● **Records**
* Start *
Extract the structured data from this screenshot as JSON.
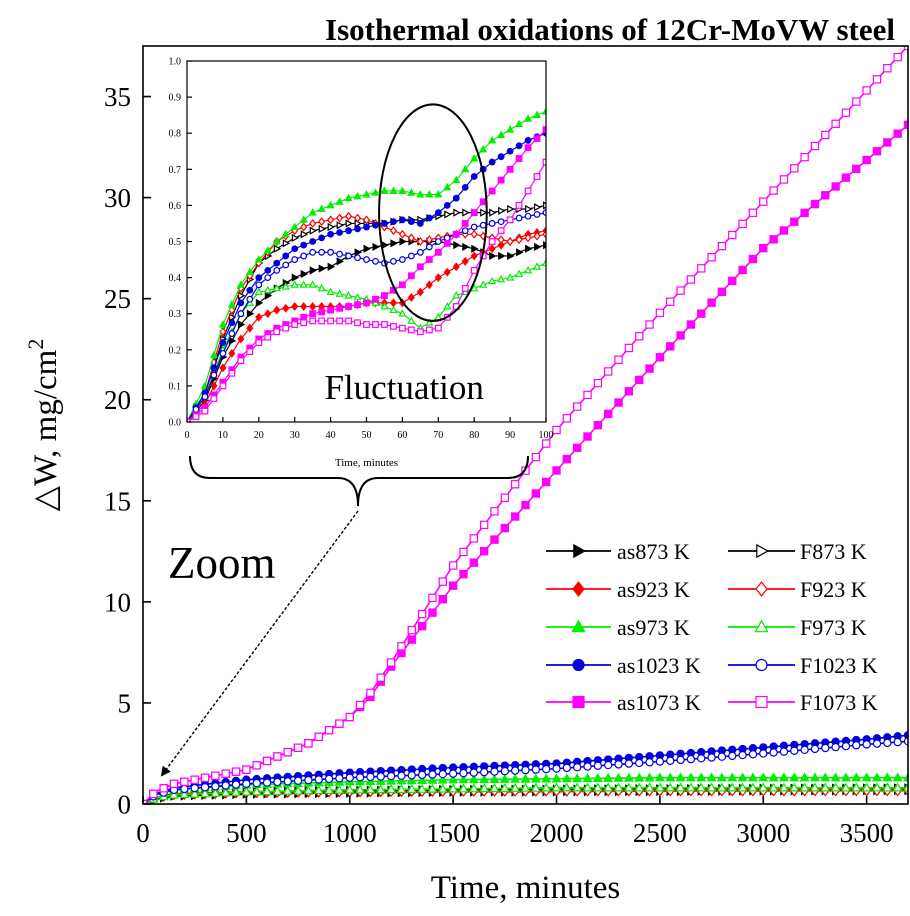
{
  "chart_data": [
    {
      "type": "line",
      "title": "Isothermal oxidations of 12Cr-MoVW steel",
      "xlabel": "Time, minutes",
      "ylabel": "△W, mg/cm",
      "ylabel_sup": "2",
      "xlim": [
        0,
        3700
      ],
      "ylim": [
        0,
        37.5
      ],
      "xticks": [
        0,
        500,
        1000,
        1500,
        2000,
        2500,
        3000,
        3500
      ],
      "yticks": [
        0,
        5,
        10,
        15,
        20,
        25,
        30,
        35
      ],
      "legend_position": "lower-right",
      "series": [
        {
          "name": "as873 K",
          "color": "#000000",
          "marker": "triangle-right",
          "filled": true,
          "x": [
            0,
            60,
            150,
            500,
            1000,
            1500,
            2000,
            2500,
            3000,
            3700
          ],
          "y": [
            0,
            0.25,
            0.4,
            0.5,
            0.55,
            0.6,
            0.62,
            0.64,
            0.66,
            0.68
          ]
        },
        {
          "name": "F873 K",
          "color": "#000000",
          "marker": "triangle-right",
          "filled": false,
          "x": [
            0,
            60,
            150,
            500,
            1000,
            1500,
            2000,
            2500,
            3000,
            3700
          ],
          "y": [
            0,
            0.3,
            0.5,
            0.6,
            0.66,
            0.7,
            0.72,
            0.74,
            0.76,
            0.78
          ]
        },
        {
          "name": "as923 K",
          "color": "#ff0000",
          "marker": "diamond",
          "filled": true,
          "x": [
            0,
            60,
            150,
            500,
            1000,
            1500,
            2000,
            2500,
            3000,
            3700
          ],
          "y": [
            0,
            0.3,
            0.45,
            0.55,
            0.6,
            0.64,
            0.67,
            0.7,
            0.72,
            0.74
          ]
        },
        {
          "name": "F923 K",
          "color": "#ff0000",
          "marker": "diamond",
          "filled": false,
          "x": [
            0,
            60,
            150,
            500,
            1000,
            1500,
            2000,
            2500,
            3000,
            3700
          ],
          "y": [
            0,
            0.3,
            0.5,
            0.56,
            0.6,
            0.62,
            0.63,
            0.64,
            0.64,
            0.65
          ]
        },
        {
          "name": "as973 K",
          "color": "#00ee00",
          "marker": "triangle-up",
          "filled": true,
          "x": [
            0,
            60,
            150,
            500,
            1000,
            1500,
            2000,
            2500,
            3000,
            3700
          ],
          "y": [
            0,
            0.45,
            0.7,
            0.95,
            1.1,
            1.2,
            1.25,
            1.3,
            1.3,
            1.3
          ]
        },
        {
          "name": "F973 K",
          "color": "#00ee00",
          "marker": "triangle-up",
          "filled": false,
          "x": [
            0,
            60,
            150,
            500,
            1000,
            1500,
            2000,
            2500,
            3000,
            3700
          ],
          "y": [
            0,
            0.3,
            0.45,
            0.6,
            0.7,
            0.75,
            0.8,
            0.8,
            0.8,
            0.8
          ]
        },
        {
          "name": "as1023 K",
          "color": "#0000dd",
          "marker": "circle",
          "filled": true,
          "x": [
            0,
            60,
            150,
            500,
            1000,
            1500,
            2000,
            2500,
            3000,
            3500,
            3700
          ],
          "y": [
            0,
            0.5,
            0.8,
            1.2,
            1.55,
            1.8,
            2.0,
            2.4,
            2.8,
            3.2,
            3.4
          ]
        },
        {
          "name": "F1023 K",
          "color": "#0000dd",
          "marker": "circle",
          "filled": false,
          "x": [
            0,
            60,
            150,
            500,
            1000,
            1500,
            2000,
            2500,
            3000,
            3500,
            3700
          ],
          "y": [
            0,
            0.45,
            0.7,
            1.0,
            1.3,
            1.5,
            1.75,
            2.1,
            2.5,
            2.95,
            3.1
          ]
        },
        {
          "name": "as1073 K",
          "color": "#ff00ff",
          "marker": "square",
          "filled": true,
          "x": [
            0,
            60,
            150,
            500,
            800,
            1000,
            1100,
            1200,
            1500,
            2000,
            2500,
            3000,
            3700
          ],
          "y": [
            0,
            0.6,
            1.0,
            1.7,
            3.0,
            4.3,
            5.3,
            6.8,
            10.8,
            16.5,
            22.1,
            27.5,
            33.6
          ]
        },
        {
          "name": "F1073 K",
          "color": "#ff00ff",
          "marker": "square",
          "filled": false,
          "x": [
            0,
            60,
            150,
            500,
            800,
            1000,
            1100,
            1200,
            1500,
            2000,
            2500,
            3000,
            3700
          ],
          "y": [
            0,
            0.6,
            1.0,
            1.7,
            3.0,
            4.3,
            5.5,
            7.0,
            11.8,
            18.5,
            24.3,
            29.8,
            37.5
          ]
        }
      ]
    },
    {
      "type": "line",
      "title": "",
      "xlabel": "Time, minutes",
      "ylabel": "",
      "xlim": [
        0,
        100
      ],
      "ylim": [
        0,
        1.0
      ],
      "xticks": [
        0,
        10,
        20,
        30,
        40,
        50,
        60,
        70,
        80,
        90,
        100
      ],
      "yticks": [
        "0.0",
        "0.1",
        "0.2",
        "0.3",
        "0.4",
        "0.5",
        "0.6",
        "0.7",
        "0.8",
        "0.9",
        "1.0"
      ],
      "annotations": [
        "Fluctuation"
      ],
      "series": [
        {
          "name": "as873 K",
          "color": "#000000",
          "marker": "triangle-right",
          "filled": true,
          "x": [
            0,
            5,
            10,
            15,
            20,
            25,
            30,
            35,
            40,
            45,
            50,
            55,
            60,
            65,
            70,
            75,
            80,
            85,
            90,
            95,
            100
          ],
          "y": [
            0,
            0.06,
            0.18,
            0.27,
            0.33,
            0.37,
            0.4,
            0.42,
            0.43,
            0.46,
            0.48,
            0.49,
            0.5,
            0.5,
            0.5,
            0.49,
            0.48,
            0.46,
            0.46,
            0.48,
            0.49
          ]
        },
        {
          "name": "F873 K",
          "color": "#000000",
          "marker": "triangle-right",
          "filled": false,
          "x": [
            0,
            5,
            10,
            15,
            20,
            25,
            30,
            35,
            40,
            45,
            50,
            55,
            60,
            65,
            70,
            75,
            80,
            85,
            90,
            95,
            100
          ],
          "y": [
            0,
            0.08,
            0.23,
            0.35,
            0.44,
            0.48,
            0.51,
            0.53,
            0.54,
            0.55,
            0.55,
            0.55,
            0.56,
            0.56,
            0.57,
            0.58,
            0.58,
            0.58,
            0.59,
            0.59,
            0.6
          ]
        },
        {
          "name": "as923 K",
          "color": "#ff0000",
          "marker": "diamond",
          "filled": true,
          "x": [
            0,
            5,
            10,
            15,
            20,
            25,
            30,
            35,
            40,
            45,
            50,
            55,
            60,
            65,
            70,
            75,
            80,
            85,
            90,
            95,
            100
          ],
          "y": [
            0,
            0.05,
            0.15,
            0.23,
            0.29,
            0.31,
            0.32,
            0.32,
            0.32,
            0.32,
            0.33,
            0.33,
            0.33,
            0.36,
            0.4,
            0.43,
            0.46,
            0.48,
            0.5,
            0.52,
            0.53
          ]
        },
        {
          "name": "F923 K",
          "color": "#ff0000",
          "marker": "diamond",
          "filled": false,
          "x": [
            0,
            5,
            10,
            15,
            20,
            25,
            30,
            35,
            40,
            45,
            50,
            55,
            60,
            65,
            70,
            75,
            80,
            85,
            90,
            95,
            100
          ],
          "y": [
            0,
            0.08,
            0.25,
            0.37,
            0.44,
            0.5,
            0.53,
            0.55,
            0.56,
            0.57,
            0.56,
            0.54,
            0.52,
            0.5,
            0.51,
            0.52,
            0.52,
            0.51,
            0.5,
            0.51,
            0.52
          ]
        },
        {
          "name": "as973 K",
          "color": "#00ee00",
          "marker": "triangle-up",
          "filled": true,
          "x": [
            0,
            5,
            10,
            15,
            20,
            25,
            30,
            35,
            40,
            45,
            50,
            55,
            60,
            65,
            70,
            75,
            80,
            85,
            90,
            95,
            100
          ],
          "y": [
            0,
            0.1,
            0.27,
            0.38,
            0.45,
            0.5,
            0.54,
            0.58,
            0.6,
            0.62,
            0.63,
            0.64,
            0.64,
            0.63,
            0.63,
            0.67,
            0.73,
            0.78,
            0.81,
            0.84,
            0.86
          ]
        },
        {
          "name": "F973 K",
          "color": "#00ee00",
          "marker": "triangle-up",
          "filled": false,
          "x": [
            0,
            5,
            10,
            15,
            20,
            25,
            30,
            35,
            40,
            45,
            50,
            55,
            60,
            65,
            70,
            75,
            80,
            85,
            90,
            95,
            100
          ],
          "y": [
            0,
            0.07,
            0.2,
            0.3,
            0.36,
            0.37,
            0.38,
            0.38,
            0.36,
            0.35,
            0.34,
            0.32,
            0.3,
            0.26,
            0.29,
            0.35,
            0.37,
            0.39,
            0.4,
            0.42,
            0.44
          ]
        },
        {
          "name": "as1023 K",
          "color": "#0000dd",
          "marker": "circle",
          "filled": true,
          "x": [
            0,
            5,
            10,
            15,
            20,
            25,
            30,
            35,
            40,
            45,
            50,
            55,
            60,
            65,
            70,
            75,
            80,
            85,
            90,
            95,
            100
          ],
          "y": [
            0,
            0.08,
            0.22,
            0.33,
            0.4,
            0.44,
            0.48,
            0.5,
            0.52,
            0.53,
            0.54,
            0.55,
            0.56,
            0.55,
            0.58,
            0.62,
            0.68,
            0.72,
            0.75,
            0.78,
            0.8
          ]
        },
        {
          "name": "F1023 K",
          "color": "#0000dd",
          "marker": "circle",
          "filled": false,
          "x": [
            0,
            5,
            10,
            15,
            20,
            25,
            30,
            35,
            40,
            45,
            50,
            55,
            60,
            65,
            70,
            75,
            80,
            85,
            90,
            95,
            100
          ],
          "y": [
            0,
            0.07,
            0.19,
            0.3,
            0.38,
            0.42,
            0.45,
            0.47,
            0.47,
            0.46,
            0.45,
            0.44,
            0.45,
            0.47,
            0.5,
            0.52,
            0.54,
            0.55,
            0.56,
            0.57,
            0.58
          ]
        },
        {
          "name": "as1073 K",
          "color": "#ff00ff",
          "marker": "square",
          "filled": true,
          "x": [
            0,
            5,
            10,
            15,
            20,
            25,
            30,
            35,
            40,
            45,
            50,
            55,
            60,
            65,
            70,
            75,
            80,
            85,
            90,
            95,
            100
          ],
          "y": [
            0,
            0.04,
            0.11,
            0.18,
            0.23,
            0.26,
            0.28,
            0.3,
            0.31,
            0.32,
            0.33,
            0.35,
            0.38,
            0.43,
            0.47,
            0.52,
            0.58,
            0.64,
            0.7,
            0.76,
            0.81
          ]
        },
        {
          "name": "F1073 K",
          "color": "#ff00ff",
          "marker": "square",
          "filled": false,
          "x": [
            0,
            5,
            10,
            15,
            20,
            25,
            30,
            35,
            40,
            45,
            50,
            55,
            60,
            65,
            70,
            75,
            80,
            85,
            90,
            95,
            100
          ],
          "y": [
            0,
            0.03,
            0.1,
            0.17,
            0.22,
            0.25,
            0.27,
            0.28,
            0.28,
            0.28,
            0.27,
            0.27,
            0.26,
            0.25,
            0.26,
            0.32,
            0.42,
            0.5,
            0.56,
            0.64,
            0.72
          ]
        }
      ]
    }
  ],
  "annotations": {
    "zoom_label": "Zoom",
    "fluctuation_label": "Fluctuation"
  }
}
* End *
Within the listing above, copy each line that has the string "title".

● **Exercise answer**
      "title": "Isothermal oxidations of 12Cr-MoVW steel",
      "title": "",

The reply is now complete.